Exercise aim:
Return each line containing the string "solidarité".

>>

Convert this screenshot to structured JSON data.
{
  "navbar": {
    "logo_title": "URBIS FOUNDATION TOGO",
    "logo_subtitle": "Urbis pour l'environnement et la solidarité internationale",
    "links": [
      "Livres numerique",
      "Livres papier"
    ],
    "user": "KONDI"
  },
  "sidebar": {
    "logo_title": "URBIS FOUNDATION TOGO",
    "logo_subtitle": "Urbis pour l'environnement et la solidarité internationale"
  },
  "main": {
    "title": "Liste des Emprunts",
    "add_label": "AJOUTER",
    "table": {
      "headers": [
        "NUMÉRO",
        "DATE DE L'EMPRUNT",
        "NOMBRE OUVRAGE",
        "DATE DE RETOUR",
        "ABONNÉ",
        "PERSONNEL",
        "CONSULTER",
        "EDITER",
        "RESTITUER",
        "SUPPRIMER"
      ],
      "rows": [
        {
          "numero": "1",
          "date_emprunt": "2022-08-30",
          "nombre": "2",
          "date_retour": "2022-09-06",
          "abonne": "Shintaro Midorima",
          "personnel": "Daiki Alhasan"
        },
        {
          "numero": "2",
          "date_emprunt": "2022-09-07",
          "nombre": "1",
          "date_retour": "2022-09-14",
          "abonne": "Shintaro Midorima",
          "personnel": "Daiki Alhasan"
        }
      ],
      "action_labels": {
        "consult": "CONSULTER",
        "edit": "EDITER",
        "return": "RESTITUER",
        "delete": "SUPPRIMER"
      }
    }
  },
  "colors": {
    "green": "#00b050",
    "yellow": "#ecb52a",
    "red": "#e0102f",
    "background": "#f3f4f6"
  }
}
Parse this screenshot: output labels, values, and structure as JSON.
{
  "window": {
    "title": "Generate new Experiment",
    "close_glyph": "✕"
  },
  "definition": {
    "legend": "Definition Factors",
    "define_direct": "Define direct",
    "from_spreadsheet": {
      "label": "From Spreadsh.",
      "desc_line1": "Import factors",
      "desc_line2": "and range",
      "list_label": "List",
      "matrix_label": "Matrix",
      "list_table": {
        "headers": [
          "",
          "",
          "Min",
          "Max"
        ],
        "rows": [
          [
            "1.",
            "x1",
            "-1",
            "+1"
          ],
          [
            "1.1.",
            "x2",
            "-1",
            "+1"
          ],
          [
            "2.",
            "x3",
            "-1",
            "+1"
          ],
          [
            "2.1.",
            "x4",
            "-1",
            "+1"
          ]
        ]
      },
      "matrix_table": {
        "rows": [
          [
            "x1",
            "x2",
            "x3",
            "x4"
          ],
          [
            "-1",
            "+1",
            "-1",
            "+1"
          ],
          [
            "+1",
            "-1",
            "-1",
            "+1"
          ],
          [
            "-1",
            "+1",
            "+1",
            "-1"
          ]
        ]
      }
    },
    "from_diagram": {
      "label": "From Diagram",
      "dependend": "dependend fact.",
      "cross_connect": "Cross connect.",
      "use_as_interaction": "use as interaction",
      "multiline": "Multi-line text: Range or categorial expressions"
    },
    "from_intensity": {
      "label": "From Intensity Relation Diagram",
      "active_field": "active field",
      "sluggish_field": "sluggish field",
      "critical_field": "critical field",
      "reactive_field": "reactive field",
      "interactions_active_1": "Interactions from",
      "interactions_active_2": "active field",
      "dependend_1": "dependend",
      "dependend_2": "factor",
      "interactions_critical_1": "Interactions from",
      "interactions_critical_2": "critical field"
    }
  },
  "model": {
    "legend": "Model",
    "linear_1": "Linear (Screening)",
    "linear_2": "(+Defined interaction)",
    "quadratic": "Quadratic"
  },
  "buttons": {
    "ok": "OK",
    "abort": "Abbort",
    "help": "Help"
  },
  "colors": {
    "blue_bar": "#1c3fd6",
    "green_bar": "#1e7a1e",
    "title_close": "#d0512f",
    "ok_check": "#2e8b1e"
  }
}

<<

Exercise result:
    "logo_subtitle": "Urbis pour l'environnement et la solidarité internationale",
    "logo_subtitle": "Urbis pour l'environnement et la solidarité internationale"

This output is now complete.